Passage shown:
** START **

To view Kate's recipe for Brown Derby Grapefruit Cake click here.




5/6/11

Barefoot Contessa Lemon Yogurt Cake




Final installment of our Mothers Day Dinner, 2011.
What's a dinner without dessert?  Since most moms are watching their weight, I chose this yummy, simple,  Lemon Yogurt Cake.  It's made with yogurt and oil, instead of butter, is moist and delish, without being too high in calories.  It's wonderful served with fresh berries of any kind.  You can make it today or tomorrow and it will still be fresh on Sunday*.  I recommend storing it covered in the fridge,   then just slice and serve on Sunday.  Want some extra fat? Serve with whipped cream or ice cream.

Oh - side note, One of my bff's sent an email around asking: what we loved most about being a mom, or what you have learned by being a mom.  I loved the responses- here are a few for your pondering, laughing and crying pleasure...

-What my children do, is not as important as who my children are.
-Sometimes, all you can do is tell them that you love them, and that you'll love them no matter what.
-When you're a mom, your life and time are not your own, but that's OK, because I'm having the time of my life!
-Just when you know all the answers, there are no more kids at home to try them on!
-Just when you know all of the answers, all of the questions change!
-If I don't want the blame for their mistakes, I can't take credit for their successes.
-The capacity for human love is, evidently, unlimited.
-This whole mothering thing is a giant set up for heart-break, they will never love us as  much as we love them. We give them our hearts for a couple decades, and then they run off with them!
-There could never be a more important job than taking helpless babies and helping them to grow into good and happy people. Nor a more difficult, more thankless, more more rewarding, or more fulfilling one in all of humanity.

** END **

Spatial layout data

** START **

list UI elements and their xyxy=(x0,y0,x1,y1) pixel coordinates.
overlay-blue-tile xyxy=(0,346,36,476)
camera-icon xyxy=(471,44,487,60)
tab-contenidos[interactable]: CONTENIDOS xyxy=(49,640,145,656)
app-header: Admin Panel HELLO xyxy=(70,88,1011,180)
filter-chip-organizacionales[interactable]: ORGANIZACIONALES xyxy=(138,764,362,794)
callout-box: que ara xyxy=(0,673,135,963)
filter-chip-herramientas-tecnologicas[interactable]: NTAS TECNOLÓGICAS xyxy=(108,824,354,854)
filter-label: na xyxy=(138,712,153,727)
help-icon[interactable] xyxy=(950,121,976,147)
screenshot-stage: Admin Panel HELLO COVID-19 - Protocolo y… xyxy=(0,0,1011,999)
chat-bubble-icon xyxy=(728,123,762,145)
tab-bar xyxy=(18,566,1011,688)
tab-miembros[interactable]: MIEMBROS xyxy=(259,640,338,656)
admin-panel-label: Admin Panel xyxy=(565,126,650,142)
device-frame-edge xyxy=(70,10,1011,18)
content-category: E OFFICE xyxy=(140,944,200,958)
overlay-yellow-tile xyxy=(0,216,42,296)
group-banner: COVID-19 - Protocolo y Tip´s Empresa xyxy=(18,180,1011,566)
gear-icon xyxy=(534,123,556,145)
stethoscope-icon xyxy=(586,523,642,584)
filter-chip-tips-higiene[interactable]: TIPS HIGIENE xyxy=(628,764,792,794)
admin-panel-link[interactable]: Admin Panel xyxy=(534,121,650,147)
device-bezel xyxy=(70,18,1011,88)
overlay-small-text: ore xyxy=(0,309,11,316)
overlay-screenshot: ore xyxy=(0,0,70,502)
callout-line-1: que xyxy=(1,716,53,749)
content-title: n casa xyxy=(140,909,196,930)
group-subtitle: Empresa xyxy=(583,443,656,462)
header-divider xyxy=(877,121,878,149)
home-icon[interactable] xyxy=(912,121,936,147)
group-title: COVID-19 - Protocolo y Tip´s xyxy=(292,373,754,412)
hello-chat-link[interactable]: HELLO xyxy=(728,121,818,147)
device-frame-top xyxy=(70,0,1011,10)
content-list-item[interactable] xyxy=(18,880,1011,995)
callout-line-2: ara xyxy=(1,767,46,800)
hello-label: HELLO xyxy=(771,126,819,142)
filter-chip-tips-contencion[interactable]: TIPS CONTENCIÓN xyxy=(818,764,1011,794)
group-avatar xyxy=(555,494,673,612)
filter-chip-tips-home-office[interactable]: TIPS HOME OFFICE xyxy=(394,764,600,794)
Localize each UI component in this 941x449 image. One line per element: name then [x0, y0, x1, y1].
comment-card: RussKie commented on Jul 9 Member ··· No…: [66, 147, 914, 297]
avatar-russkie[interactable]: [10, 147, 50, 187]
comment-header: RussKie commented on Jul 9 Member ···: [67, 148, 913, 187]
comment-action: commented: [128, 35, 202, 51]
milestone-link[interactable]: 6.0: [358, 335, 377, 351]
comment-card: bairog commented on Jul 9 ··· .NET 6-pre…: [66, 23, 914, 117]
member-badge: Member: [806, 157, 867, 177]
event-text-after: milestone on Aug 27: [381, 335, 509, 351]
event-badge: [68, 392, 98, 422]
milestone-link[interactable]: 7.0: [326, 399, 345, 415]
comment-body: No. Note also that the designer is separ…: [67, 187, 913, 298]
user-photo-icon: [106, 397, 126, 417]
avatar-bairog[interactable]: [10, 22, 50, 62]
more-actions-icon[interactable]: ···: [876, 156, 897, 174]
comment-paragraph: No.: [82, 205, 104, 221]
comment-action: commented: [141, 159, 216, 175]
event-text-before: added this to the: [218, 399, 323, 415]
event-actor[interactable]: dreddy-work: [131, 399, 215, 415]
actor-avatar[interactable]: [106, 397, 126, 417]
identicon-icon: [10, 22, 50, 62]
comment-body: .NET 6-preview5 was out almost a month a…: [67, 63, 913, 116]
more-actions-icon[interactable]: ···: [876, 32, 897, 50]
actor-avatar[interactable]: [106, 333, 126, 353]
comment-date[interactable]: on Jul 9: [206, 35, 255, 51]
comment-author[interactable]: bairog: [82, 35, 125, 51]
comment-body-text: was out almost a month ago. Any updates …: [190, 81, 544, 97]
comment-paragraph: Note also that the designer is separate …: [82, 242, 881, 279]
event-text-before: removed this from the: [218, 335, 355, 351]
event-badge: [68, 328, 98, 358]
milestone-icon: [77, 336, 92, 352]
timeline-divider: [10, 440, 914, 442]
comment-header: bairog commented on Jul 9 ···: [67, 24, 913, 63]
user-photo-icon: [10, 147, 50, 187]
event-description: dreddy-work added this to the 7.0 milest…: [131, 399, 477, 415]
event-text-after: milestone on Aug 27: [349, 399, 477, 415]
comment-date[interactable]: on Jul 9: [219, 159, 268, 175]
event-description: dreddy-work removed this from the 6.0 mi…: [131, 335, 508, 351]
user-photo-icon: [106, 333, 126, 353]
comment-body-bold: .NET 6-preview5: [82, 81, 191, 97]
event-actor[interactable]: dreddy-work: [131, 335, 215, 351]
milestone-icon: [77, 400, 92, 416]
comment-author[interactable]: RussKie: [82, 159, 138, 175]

** END **

List of tasks:
• 1. In the Lemon Yogurt Cake post, what does the writer suggest serving the cake with?
• 2. Can you carry on the Lemon Yogurt Cake post past its last line?

Task-by-task results:
• 1. Fresh berries of any kind, whipped cream, and ice cream.

• 2.
-I am happy I am over one of the worst mothering days ever.  The day I tried to use a book called "Potty Training in a Day" to train my twins.  That is bunk. When my husband got home, I was sitting on the kitchen floor, with the two little potty chairs, books, food and all the items needed to train the children. As he came through the door, I began to cry and yelled "I am worth more than this!" Oh how wrong I was. Being a mother is worth it all. 


I am blessed to be surrounded by women who, just like my mom, are examples of courage, integrity, virtue, charity, kindness, hope and love.  From my close childhood friends, to my sisters in law, to my neighborhood friends, each has taught me something about mothering, by the way they live and love each day.  They've mothered my kids and loved them no matter what, and my kids have felt their love.
Thanks for being you.
Happy Mother's Day.
love you,
Si


Lemon Yogurt Cake
Barefoot Contessa- At Home
print recipe

for cake:
1 1/2 cups flour
2 teaspoons baking powder
1/2 teaspoon kosher salt
1 cup plain whole milk yogurt
1 cup sugar
3 extra large eggs
2 teaspoons grated lemon zest (2 lemons)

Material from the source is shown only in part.